▸ Input material
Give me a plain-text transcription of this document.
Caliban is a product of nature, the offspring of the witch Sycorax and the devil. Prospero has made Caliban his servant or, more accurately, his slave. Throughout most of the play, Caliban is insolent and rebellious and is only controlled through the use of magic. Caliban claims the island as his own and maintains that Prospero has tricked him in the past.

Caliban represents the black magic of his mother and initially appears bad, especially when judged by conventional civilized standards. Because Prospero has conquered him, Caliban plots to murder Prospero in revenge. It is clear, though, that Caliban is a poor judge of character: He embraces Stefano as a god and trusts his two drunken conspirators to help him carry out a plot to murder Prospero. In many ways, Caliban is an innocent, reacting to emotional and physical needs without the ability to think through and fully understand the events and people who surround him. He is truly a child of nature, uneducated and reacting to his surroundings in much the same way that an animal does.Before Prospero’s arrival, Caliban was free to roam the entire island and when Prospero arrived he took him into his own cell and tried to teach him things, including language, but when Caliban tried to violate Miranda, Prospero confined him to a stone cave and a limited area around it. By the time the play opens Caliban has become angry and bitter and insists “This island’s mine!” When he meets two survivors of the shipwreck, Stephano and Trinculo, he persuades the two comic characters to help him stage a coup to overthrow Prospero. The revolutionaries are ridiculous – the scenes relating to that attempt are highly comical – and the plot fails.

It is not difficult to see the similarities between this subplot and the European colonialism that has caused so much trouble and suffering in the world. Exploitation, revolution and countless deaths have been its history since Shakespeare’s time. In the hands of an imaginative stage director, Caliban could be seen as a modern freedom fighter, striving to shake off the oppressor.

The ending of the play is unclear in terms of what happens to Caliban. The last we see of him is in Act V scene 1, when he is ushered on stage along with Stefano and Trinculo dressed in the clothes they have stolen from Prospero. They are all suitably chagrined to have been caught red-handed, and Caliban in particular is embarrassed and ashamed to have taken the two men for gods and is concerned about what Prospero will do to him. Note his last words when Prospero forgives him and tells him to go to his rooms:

▸ Written exercise
Once more, set down the full listing, verbatim.

▸ Solution to this exercise
Give me a plain-text transcription of this document.
Caliban is a product of nature, the offspring of the witch Sycorax and the devil. Prospero has made Caliban his servant or, more accurately, his slave. Throughout most of the play, Caliban is insolent and rebellious and is only controlled through the use of magic. Caliban claims the island as his own and maintains that Prospero has tricked him in the past.

Caliban represents the black magic of his mother and initially appears bad, especially when judged by conventional civilized standards. Because Prospero has conquered him, Caliban plots to murder Prospero in revenge. It is clear, though, that Caliban is a poor judge of character: He embraces Stefano as a god and trusts his two drunken conspirators to help him carry out a plot to murder Prospero. In many ways, Caliban is an innocent, reacting to emotional and physical needs without the ability to think through and fully understand the events and people who surround him. He is truly a child of nature, uneducated and reacting to his surroundings in much the same way that an animal does.Before Prospero’s arrival, Caliban was free to roam the entire island and when Prospero arrived he took him into his own cell and tried to teach him things, including language, but when Caliban tried to violate Miranda, Prospero confined him to a stone cave and a limited area around it. By the time the play opens Caliban has become angry and bitter and insists “This island’s mine!” When he meets two survivors of the shipwreck, Stephano and Trinculo, he persuades the two comic characters to help him stage a coup to overthrow Prospero. The revolutionaries are ridiculous – the scenes relating to that attempt are highly comical – and the plot fails.

It is not difficult to see the similarities between this subplot and the European colonialism that has caused so much trouble and suffering in the world. Exploitation, revolution and countless deaths have been its history since Shakespeare’s time. In the hands of an imaginative stage director, Caliban could be seen as a modern freedom fighter, striving to shake off the oppressor.

The ending of the play is unclear in terms of what happens to Caliban. The last we see of him is in Act V scene 1, when he is ushered on stage along with Stefano and Trinculo dressed in the clothes they have stolen from Prospero. They are all suitably chagrined to have been caught red-handed, and Caliban in particular is embarrassed and ashamed to have taken the two men for gods and is concerned about what Prospero will do to him. Note his last words when Prospero forgives him and tells him to go to his rooms:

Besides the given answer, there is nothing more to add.